__Short task__
Report how many lines contain the word "Mapping"; answer with the number only.

(Dataset records)
◇ ◇ ◇ ◇ ◇ ◇ ◇

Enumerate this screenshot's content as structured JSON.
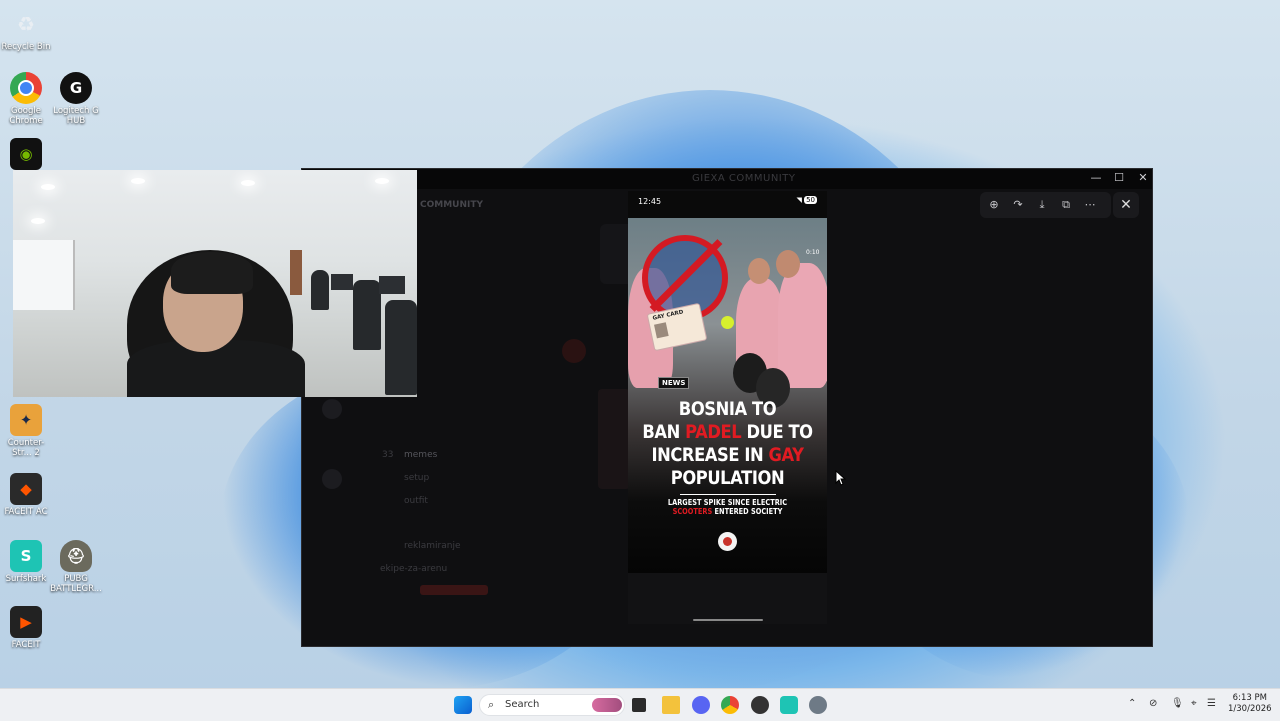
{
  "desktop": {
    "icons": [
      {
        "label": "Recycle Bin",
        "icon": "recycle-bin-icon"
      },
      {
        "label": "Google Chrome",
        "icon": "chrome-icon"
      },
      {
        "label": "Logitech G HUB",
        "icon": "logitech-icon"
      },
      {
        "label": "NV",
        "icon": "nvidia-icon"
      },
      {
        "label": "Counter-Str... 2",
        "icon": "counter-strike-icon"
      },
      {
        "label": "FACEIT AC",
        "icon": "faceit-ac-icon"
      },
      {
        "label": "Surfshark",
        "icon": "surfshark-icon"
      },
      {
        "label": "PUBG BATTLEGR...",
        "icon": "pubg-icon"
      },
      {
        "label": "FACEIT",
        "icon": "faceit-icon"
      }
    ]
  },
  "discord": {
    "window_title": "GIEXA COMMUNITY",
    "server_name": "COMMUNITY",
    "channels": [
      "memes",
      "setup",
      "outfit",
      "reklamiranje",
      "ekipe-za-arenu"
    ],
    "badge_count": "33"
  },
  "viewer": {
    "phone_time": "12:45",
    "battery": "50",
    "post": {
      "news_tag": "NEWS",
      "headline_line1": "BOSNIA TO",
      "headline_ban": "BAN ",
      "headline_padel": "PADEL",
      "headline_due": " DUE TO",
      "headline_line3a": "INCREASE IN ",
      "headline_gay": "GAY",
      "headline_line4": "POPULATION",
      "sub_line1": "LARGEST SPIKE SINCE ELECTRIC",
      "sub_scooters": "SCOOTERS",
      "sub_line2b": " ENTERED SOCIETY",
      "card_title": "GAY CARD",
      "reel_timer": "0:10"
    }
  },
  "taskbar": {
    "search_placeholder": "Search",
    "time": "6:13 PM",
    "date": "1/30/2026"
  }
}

◇ ◇ ◇ ◇ ◇ ◇ ◇

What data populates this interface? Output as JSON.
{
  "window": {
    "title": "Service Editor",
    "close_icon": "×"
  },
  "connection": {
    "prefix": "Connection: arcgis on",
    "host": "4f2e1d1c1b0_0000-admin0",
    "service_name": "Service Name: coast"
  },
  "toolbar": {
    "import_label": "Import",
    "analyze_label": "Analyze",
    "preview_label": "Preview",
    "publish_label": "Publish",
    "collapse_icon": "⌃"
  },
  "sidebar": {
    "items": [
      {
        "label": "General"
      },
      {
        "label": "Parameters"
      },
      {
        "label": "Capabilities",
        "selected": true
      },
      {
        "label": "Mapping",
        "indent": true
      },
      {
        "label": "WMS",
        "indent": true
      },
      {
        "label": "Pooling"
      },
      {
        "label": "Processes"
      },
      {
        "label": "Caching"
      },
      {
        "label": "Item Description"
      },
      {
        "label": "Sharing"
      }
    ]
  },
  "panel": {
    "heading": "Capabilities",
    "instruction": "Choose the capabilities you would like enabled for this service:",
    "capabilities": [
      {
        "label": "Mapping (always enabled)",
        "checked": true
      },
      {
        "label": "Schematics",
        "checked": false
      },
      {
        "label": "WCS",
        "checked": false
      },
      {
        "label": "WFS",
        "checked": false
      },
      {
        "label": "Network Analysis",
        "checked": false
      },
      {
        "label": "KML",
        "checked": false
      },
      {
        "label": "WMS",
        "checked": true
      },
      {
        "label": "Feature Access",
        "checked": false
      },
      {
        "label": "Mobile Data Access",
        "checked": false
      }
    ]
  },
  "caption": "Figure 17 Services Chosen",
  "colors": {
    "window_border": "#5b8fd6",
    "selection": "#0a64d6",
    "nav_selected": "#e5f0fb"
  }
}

◇ ◇ ◇ ◇ ◇ ◇ ◇

__Final answer__
2